• Aufgaben:
a) Für welchen Verein spielt Justus Hollatz laut dem Text über den NBA-Draft als Aufbauspieler?
b) Führe den Text über den NBA-Draft nach seinem letzten Satz weiter.

• Textauszug:
------------------------------------------------

Hamburg. Wie seine Chancen stehen, auch wirklich in den USA zu spielen. Verlieren die Hamburger den Nationalspieler?

Am Dienstagvormittag kratzte eine Nachricht Basketball-Deutschland auf, die eigentlich gar keine ist, weil sie so wenig überraschte: Justus Hollatz hatte sich zum NBA-Draft angemeldet. Wie im Vorjahr, als sich der Aufbauspieler der Hamburg Towers zur Talentwahl der stärksten Liga der Welt erst an- und dann doch wieder abgemeldet hatte. Der spannende Unterschied in diesem Jahr: Das Riesentalent besitzt nun tatsächlich Chancen darauf, dass sich einer der 30 NBA-Clubs am 23. Juni die Rechte an ihm sichern wird.

------------------------------------------------

[Auflistungen von Elementen und Boxen]
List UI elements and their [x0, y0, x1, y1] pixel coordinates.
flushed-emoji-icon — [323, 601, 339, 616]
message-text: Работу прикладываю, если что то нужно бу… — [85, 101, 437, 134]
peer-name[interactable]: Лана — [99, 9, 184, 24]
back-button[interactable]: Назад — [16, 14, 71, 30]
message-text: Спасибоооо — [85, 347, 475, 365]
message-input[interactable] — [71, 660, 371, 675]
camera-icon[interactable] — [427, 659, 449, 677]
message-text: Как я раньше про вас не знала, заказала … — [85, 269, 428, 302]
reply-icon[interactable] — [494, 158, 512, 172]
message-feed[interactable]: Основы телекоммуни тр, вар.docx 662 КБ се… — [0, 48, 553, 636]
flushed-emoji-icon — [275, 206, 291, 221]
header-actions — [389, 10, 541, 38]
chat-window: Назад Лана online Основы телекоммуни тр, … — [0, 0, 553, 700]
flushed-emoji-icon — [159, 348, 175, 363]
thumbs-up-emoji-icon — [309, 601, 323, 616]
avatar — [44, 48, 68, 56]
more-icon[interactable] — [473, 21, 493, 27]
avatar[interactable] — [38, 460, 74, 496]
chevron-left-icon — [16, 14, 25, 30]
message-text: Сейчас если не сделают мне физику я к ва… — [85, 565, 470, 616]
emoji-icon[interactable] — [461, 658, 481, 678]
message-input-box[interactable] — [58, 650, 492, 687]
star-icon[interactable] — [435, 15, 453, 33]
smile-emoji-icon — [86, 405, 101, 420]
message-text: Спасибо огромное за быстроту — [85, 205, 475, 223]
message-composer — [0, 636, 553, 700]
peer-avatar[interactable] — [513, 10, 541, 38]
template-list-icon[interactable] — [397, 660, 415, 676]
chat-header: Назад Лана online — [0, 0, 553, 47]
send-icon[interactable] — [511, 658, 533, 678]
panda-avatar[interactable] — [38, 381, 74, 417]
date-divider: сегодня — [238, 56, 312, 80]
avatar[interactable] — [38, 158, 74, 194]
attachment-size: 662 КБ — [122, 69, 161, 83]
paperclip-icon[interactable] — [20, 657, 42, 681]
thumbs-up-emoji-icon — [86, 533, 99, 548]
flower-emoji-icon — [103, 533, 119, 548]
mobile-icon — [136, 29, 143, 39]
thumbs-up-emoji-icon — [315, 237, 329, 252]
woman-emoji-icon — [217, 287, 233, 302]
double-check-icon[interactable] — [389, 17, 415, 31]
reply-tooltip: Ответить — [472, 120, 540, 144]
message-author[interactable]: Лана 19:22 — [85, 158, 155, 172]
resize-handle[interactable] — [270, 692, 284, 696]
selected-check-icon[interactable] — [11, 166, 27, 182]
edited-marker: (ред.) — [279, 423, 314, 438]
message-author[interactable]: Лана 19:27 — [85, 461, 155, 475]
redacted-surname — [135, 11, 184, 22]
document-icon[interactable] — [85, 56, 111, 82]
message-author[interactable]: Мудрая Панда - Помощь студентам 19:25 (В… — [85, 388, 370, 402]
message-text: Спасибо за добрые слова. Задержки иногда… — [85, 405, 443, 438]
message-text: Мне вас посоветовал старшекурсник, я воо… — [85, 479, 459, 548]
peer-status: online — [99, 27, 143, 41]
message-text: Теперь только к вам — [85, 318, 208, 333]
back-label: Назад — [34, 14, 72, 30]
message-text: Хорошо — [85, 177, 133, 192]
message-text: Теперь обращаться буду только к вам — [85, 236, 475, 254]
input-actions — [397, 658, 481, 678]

------------------------------------------------

• Antworten:
a) Für die Hamburg Towers.

b)
Selbst wenn der Wechsel in die USA in diesem Sommer noch nicht vollzogen wird, dürfte es für die Towers enorm schwierig werden, das 20 Jahre alte Eigengewächs, dessen Vertrag am 30. Juni ausläuft, für eine weitere Saison an sich zu binden.

Towers-Juwel Hollatz meldet sich zum NBA-Draft

„Wegen seiner unglaublich starken Saison gibt viel Interesse aus Europa und NBA“, sagt Hollatz` Agent Dragan Jankovski von der international agierenden und angesehenen Agentur BEO Basket mit Hauptsitz in Belgrad. Da Hollatz auch im kommenden Jahr noch für die Draft melden dürfte, sei es eine Option, ihn abermals abzumelden. „Das werden wir definitiv tun, sofern es keine Garantien von NBA-Clubs gibt, ihn zu draften“, so Jankovski.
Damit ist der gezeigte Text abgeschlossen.